■ **Instructions to follow**
Count every line below that contains "projects", then state the total with no other output.

>> Begin Supplied information

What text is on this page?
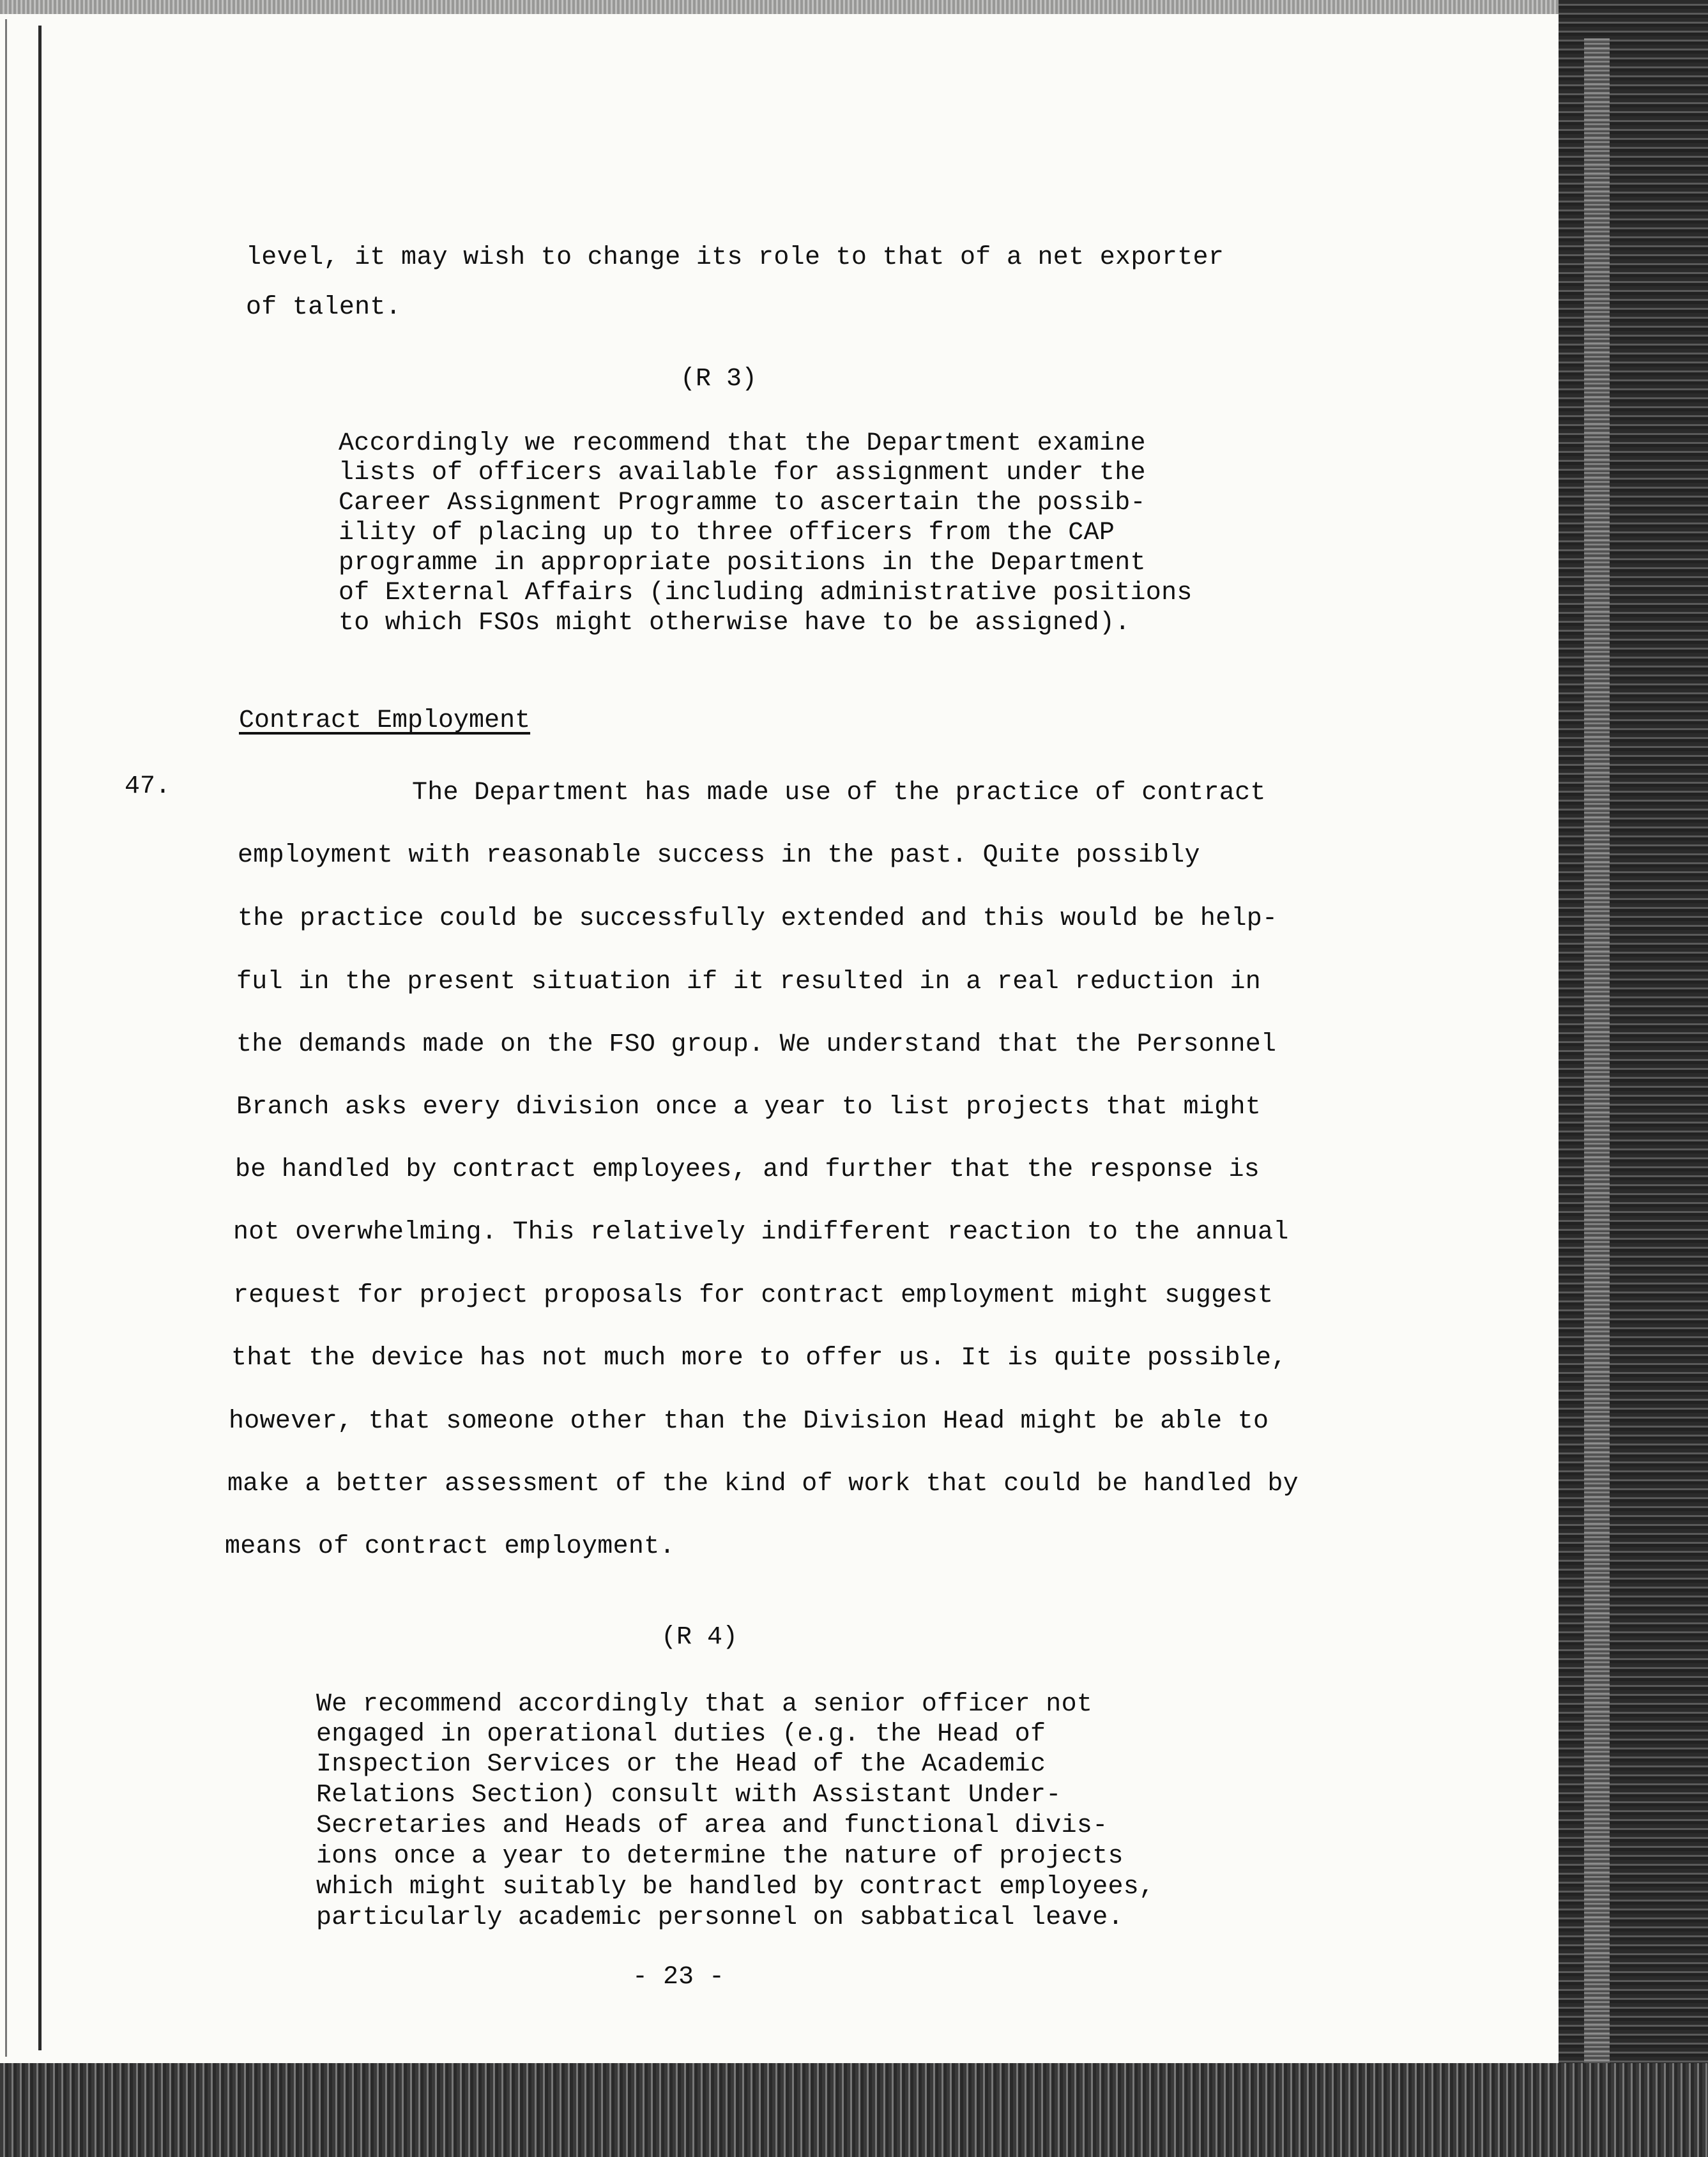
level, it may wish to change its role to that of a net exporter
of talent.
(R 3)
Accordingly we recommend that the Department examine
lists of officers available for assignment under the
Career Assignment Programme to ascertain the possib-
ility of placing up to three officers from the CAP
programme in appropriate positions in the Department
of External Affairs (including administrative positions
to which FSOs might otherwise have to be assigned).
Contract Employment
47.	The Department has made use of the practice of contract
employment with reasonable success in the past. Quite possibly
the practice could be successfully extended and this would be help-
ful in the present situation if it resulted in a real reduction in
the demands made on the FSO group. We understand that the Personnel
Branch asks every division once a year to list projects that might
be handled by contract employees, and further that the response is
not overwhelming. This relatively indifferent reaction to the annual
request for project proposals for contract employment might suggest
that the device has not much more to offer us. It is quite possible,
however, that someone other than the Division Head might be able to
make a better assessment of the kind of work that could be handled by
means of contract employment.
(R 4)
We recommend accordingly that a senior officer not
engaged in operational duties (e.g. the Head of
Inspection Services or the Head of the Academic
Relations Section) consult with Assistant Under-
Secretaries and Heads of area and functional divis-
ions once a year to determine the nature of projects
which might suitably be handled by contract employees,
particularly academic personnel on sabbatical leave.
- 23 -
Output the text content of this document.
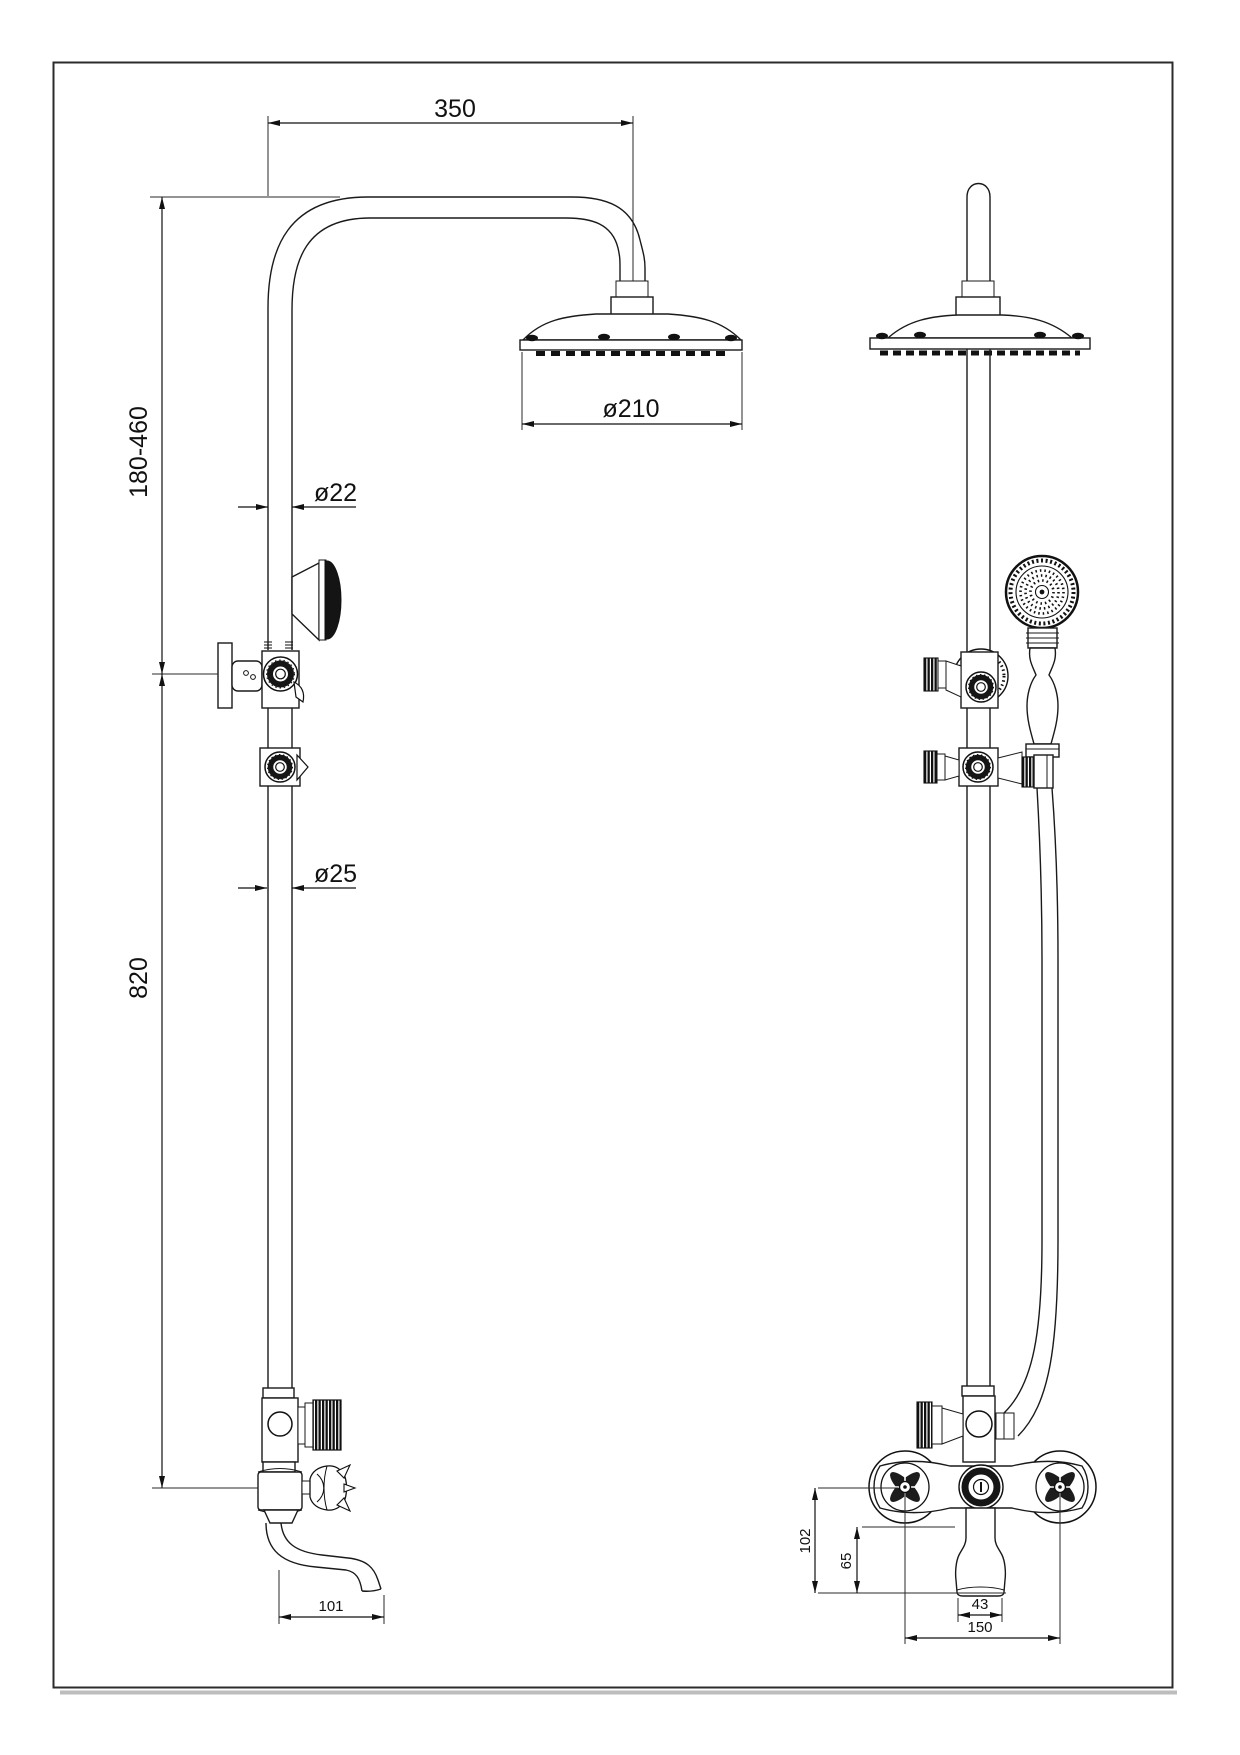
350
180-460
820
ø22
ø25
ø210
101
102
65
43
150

>> End Supplied information

■ **Task answer**
2